Direction: Send back the entries below exactly as they appear.

## start

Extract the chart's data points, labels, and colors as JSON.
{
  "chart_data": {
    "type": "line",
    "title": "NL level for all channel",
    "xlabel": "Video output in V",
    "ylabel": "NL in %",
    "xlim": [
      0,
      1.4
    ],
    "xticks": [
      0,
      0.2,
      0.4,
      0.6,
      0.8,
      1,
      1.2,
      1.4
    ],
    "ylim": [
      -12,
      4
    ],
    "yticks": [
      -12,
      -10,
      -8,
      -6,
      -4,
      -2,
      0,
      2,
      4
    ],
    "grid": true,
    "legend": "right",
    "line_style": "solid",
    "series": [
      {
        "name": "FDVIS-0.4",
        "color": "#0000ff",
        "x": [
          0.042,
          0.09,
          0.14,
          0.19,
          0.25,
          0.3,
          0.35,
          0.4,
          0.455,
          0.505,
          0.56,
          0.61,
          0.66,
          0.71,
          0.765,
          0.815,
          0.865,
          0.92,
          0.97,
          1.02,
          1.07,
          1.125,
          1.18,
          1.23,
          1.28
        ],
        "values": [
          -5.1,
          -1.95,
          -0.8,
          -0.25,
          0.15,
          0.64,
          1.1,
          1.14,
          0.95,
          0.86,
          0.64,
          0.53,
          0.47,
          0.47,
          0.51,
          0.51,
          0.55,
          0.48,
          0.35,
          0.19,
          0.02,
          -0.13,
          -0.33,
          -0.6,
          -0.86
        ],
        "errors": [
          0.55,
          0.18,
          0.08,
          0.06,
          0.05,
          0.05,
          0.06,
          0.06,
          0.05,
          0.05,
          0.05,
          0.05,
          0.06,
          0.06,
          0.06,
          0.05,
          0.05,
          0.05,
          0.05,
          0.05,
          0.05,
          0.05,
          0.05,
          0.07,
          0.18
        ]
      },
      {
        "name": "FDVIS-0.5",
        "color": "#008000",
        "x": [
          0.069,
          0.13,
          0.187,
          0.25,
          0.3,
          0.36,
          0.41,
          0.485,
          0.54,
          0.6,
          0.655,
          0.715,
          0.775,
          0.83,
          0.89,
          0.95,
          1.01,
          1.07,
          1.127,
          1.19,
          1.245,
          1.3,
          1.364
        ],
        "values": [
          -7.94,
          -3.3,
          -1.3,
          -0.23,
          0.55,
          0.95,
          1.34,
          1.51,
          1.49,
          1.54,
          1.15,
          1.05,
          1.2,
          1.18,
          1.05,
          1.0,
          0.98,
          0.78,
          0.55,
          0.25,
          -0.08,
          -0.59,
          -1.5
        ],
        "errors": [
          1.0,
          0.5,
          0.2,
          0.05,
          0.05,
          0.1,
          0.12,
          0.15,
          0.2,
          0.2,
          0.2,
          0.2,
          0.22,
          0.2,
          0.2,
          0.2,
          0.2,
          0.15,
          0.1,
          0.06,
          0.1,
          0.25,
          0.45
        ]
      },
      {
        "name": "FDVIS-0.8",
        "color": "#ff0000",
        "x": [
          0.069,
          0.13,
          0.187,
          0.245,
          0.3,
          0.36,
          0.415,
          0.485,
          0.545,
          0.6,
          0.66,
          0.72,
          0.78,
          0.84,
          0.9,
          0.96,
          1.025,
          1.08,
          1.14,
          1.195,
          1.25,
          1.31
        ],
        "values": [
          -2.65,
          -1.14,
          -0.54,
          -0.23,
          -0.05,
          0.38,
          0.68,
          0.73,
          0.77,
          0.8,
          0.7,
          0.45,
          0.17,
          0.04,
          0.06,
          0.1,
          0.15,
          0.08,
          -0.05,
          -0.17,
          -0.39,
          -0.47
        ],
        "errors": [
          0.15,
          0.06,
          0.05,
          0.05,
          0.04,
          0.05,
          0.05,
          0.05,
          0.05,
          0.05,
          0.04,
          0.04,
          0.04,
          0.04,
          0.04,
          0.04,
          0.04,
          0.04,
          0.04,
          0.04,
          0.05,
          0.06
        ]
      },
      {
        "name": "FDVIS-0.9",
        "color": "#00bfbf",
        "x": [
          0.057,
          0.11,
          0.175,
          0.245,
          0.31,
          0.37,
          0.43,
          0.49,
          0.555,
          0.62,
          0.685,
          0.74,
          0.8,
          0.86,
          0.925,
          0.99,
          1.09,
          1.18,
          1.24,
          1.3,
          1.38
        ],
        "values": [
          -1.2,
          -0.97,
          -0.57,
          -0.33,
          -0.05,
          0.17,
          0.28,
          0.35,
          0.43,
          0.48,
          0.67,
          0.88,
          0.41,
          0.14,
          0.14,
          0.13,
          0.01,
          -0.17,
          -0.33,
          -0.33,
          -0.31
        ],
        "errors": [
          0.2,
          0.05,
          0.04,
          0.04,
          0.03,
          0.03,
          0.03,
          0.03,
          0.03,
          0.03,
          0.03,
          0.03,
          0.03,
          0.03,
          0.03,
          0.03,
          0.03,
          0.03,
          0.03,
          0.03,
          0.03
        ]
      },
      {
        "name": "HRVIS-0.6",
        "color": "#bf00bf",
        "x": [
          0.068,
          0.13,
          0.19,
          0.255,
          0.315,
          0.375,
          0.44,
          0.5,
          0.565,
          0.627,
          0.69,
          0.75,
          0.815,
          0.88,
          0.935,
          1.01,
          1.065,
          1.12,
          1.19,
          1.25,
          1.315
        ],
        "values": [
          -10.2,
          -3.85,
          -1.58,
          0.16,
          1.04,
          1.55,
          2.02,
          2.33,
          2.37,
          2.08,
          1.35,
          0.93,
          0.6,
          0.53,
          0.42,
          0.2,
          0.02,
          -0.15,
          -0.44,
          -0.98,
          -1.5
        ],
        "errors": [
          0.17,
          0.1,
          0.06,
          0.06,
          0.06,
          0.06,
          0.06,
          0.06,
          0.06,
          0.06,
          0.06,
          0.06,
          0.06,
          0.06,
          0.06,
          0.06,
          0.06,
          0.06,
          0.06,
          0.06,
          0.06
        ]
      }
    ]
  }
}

## end

Result:
Extract the chart's data points, labels, and colors as JSON.
{
  "chart_data": {
    "type": "line",
    "title": "NL level for all channel",
    "xlabel": "Video output in V",
    "ylabel": "NL in %",
    "xlim": [
      0,
      1.4
    ],
    "xticks": [
      0,
      0.2,
      0.4,
      0.6,
      0.8,
      1,
      1.2,
      1.4
    ],
    "ylim": [
      -12,
      4
    ],
    "yticks": [
      -12,
      -10,
      -8,
      -6,
      -4,
      -2,
      0,
      2,
      4
    ],
    "grid": true,
    "legend": "right",
    "line_style": "solid",
    "series": [
      {
        "name": "FDVIS-0.4",
        "color": "#0000ff",
        "x": [
          0.042,
          0.09,
          0.14,
          0.19,
          0.25,
          0.3,
          0.35,
          0.4,
          0.455,
          0.505,
          0.56,
          0.61,
          0.66,
          0.71,
          0.765,
          0.815,
          0.865,
          0.92,
          0.97,
          1.02,
          1.07,
          1.125,
          1.18,
          1.23,
          1.28
        ],
        "values": [
          -5.1,
          -1.95,
          -0.8,
          -0.25,
          0.15,
          0.64,
          1.1,
          1.14,
          0.95,
          0.86,
          0.64,
          0.53,
          0.47,
          0.47,
          0.51,
          0.51,
          0.55,
          0.48,
          0.35,
          0.19,
          0.02,
          -0.13,
          -0.33,
          -0.6,
          -0.86
        ],
        "errors": [
          0.55,
          0.18,
          0.08,
          0.06,
          0.05,
          0.05,
          0.06,
          0.06,
          0.05,
          0.05,
          0.05,
          0.05,
          0.06,
          0.06,
          0.06,
          0.05,
          0.05,
          0.05,
          0.05,
          0.05,
          0.05,
          0.05,
          0.05,
          0.07,
          0.18
        ]
      },
      {
        "name": "FDVIS-0.5",
        "color": "#008000",
        "x": [
          0.069,
          0.13,
          0.187,
          0.25,
          0.3,
          0.36,
          0.41,
          0.485,
          0.54,
          0.6,
          0.655,
          0.715,
          0.775,
          0.83,
          0.89,
          0.95,
          1.01,
          1.07,
          1.127,
          1.19,
          1.245,
          1.3,
          1.364
        ],
        "values": [
          -7.94,
          -3.3,
          -1.3,
          -0.23,
          0.55,
          0.95,
          1.34,
          1.51,
          1.49,
          1.54,
          1.15,
          1.05,
          1.2,
          1.18,
          1.05,
          1.0,
          0.98,
          0.78,
          0.55,
          0.25,
          -0.08,
          -0.59,
          -1.5
        ],
        "errors": [
          1.0,
          0.5,
          0.2,
          0.05,
          0.05,
          0.1,
          0.12,
          0.15,
          0.2,
          0.2,
          0.2,
          0.2,
          0.22,
          0.2,
          0.2,
          0.2,
          0.2,
          0.15,
          0.1,
          0.06,
          0.1,
          0.25,
          0.45
        ]
      },
      {
        "name": "FDVIS-0.8",
        "color": "#ff0000",
        "x": [
          0.069,
          0.13,
          0.187,
          0.245,
          0.3,
          0.36,
          0.415,
          0.485,
          0.545,
          0.6,
          0.66,
          0.72,
          0.78,
          0.84,
          0.9,
          0.96,
          1.025,
          1.08,
          1.14,
          1.195,
          1.25,
          1.31
        ],
        "values": [
          -2.65,
          -1.14,
          -0.54,
          -0.23,
          -0.05,
          0.38,
          0.68,
          0.73,
          0.77,
          0.8,
          0.7,
          0.45,
          0.17,
          0.04,
          0.06,
          0.1,
          0.15,
          0.08,
          -0.05,
          -0.17,
          -0.39,
          -0.47
        ],
        "errors": [
          0.15,
          0.06,
          0.05,
          0.05,
          0.04,
          0.05,
          0.05,
          0.05,
          0.05,
          0.05,
          0.04,
          0.04,
          0.04,
          0.04,
          0.04,
          0.04,
          0.04,
          0.04,
          0.04,
          0.04,
          0.05,
          0.06
        ]
      },
      {
        "name": "FDVIS-0.9",
        "color": "#00bfbf",
        "x": [
          0.057,
          0.11,
          0.175,
          0.245,
          0.31,
          0.37,
          0.43,
          0.49,
          0.555,
          0.62,
          0.685,
          0.74,
          0.8,
          0.86,
          0.925,
          0.99,
          1.09,
          1.18,
          1.24,
          1.3,
          1.38
        ],
        "values": [
          -1.2,
          -0.97,
          -0.57,
          -0.33,
          -0.05,
          0.17,
          0.28,
          0.35,
          0.43,
          0.48,
          0.67,
          0.88,
          0.41,
          0.14,
          0.14,
          0.13,
          0.01,
          -0.17,
          -0.33,
          -0.33,
          -0.31
        ],
        "errors": [
          0.2,
          0.05,
          0.04,
          0.04,
          0.03,
          0.03,
          0.03,
          0.03,
          0.03,
          0.03,
          0.03,
          0.03,
          0.03,
          0.03,
          0.03,
          0.03,
          0.03,
          0.03,
          0.03,
          0.03,
          0.03
        ]
      },
      {
        "name": "HRVIS-0.6",
        "color": "#bf00bf",
        "x": [
          0.068,
          0.13,
          0.19,
          0.255,
          0.315,
          0.375,
          0.44,
          0.5,
          0.565,
          0.627,
          0.69,
          0.75,
          0.815,
          0.88,
          0.935,
          1.01,
          1.065,
          1.12,
          1.19,
          1.25,
          1.315
        ],
        "values": [
          -10.2,
          -3.85,
          -1.58,
          0.16,
          1.04,
          1.55,
          2.02,
          2.33,
          2.37,
          2.08,
          1.35,
          0.93,
          0.6,
          0.53,
          0.42,
          0.2,
          0.02,
          -0.15,
          -0.44,
          -0.98,
          -1.5
        ],
        "errors": [
          0.17,
          0.1,
          0.06,
          0.06,
          0.06,
          0.06,
          0.06,
          0.06,
          0.06,
          0.06,
          0.06,
          0.06,
          0.06,
          0.06,
          0.06,
          0.06,
          0.06,
          0.06,
          0.06,
          0.06,
          0.06
        ]
      }
    ]
  }
}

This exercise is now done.